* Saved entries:
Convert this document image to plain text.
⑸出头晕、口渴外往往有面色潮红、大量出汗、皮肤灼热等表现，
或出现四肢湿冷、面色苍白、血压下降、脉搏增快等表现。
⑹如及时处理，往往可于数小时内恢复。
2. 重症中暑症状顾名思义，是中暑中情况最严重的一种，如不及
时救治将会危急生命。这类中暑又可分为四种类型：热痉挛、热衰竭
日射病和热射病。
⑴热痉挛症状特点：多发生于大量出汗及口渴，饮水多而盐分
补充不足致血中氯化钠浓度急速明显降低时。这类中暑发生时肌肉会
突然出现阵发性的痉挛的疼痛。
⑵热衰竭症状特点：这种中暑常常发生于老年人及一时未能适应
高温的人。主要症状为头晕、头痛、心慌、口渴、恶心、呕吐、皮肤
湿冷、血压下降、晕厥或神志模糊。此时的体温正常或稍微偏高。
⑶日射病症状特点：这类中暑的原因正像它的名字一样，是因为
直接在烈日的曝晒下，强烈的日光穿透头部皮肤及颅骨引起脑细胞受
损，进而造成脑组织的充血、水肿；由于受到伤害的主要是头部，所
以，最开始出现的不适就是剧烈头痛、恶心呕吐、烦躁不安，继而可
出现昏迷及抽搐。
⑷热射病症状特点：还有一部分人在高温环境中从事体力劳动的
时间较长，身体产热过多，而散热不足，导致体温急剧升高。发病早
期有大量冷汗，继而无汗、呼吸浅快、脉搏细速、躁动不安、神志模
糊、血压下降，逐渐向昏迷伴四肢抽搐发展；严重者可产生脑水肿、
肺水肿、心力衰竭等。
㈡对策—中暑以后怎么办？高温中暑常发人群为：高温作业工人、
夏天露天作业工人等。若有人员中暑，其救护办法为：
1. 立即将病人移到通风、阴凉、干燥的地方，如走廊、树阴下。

* Brief: Write the data back out verbatim.

* Answer to the problem:
Convert this document image to plain text.
⑸出头晕、口渴外往往有面色潮红、大量出汗、皮肤灼热等表现，
或出现四肢湿冷、面色苍白、血压下降、脉搏增快等表现。
⑹如及时处理，往往可于数小时内恢复。
2. 重症中暑症状顾名思义，是中暑中情况最严重的一种，如不及
时救治将会危急生命。这类中暑又可分为四种类型：热痉挛、热衰竭
日射病和热射病。
⑴热痉挛症状特点：多发生于大量出汗及口渴，饮水多而盐分
补充不足致血中氯化钠浓度急速明显降低时。这类中暑发生时肌肉会
突然出现阵发性的痉挛的疼痛。
⑵热衰竭症状特点：这种中暑常常发生于老年人及一时未能适应
高温的人。主要症状为头晕、头痛、心慌、口渴、恶心、呕吐、皮肤
湿冷、血压下降、晕厥或神志模糊。此时的体温正常或稍微偏高。
⑶日射病症状特点：这类中暑的原因正像它的名字一样，是因为
直接在烈日的曝晒下，强烈的日光穿透头部皮肤及颅骨引起脑细胞受
损，进而造成脑组织的充血、水肿；由于受到伤害的主要是头部，所
以，最开始出现的不适就是剧烈头痛、恶心呕吐、烦躁不安，继而可
出现昏迷及抽搐。
⑷热射病症状特点：还有一部分人在高温环境中从事体力劳动的
时间较长，身体产热过多，而散热不足，导致体温急剧升高。发病早
期有大量冷汗，继而无汗、呼吸浅快、脉搏细速、躁动不安、神志模
糊、血压下降，逐渐向昏迷伴四肢抽搐发展；严重者可产生脑水肿、
肺水肿、心力衰竭等。
㈡对策—中暑以后怎么办？高温中暑常发人群为：高温作业工人、
夏天露天作业工人等。若有人员中暑，其救护办法为：
1. 立即将病人移到通风、阴凉、干燥的地方，如走廊、树阴下。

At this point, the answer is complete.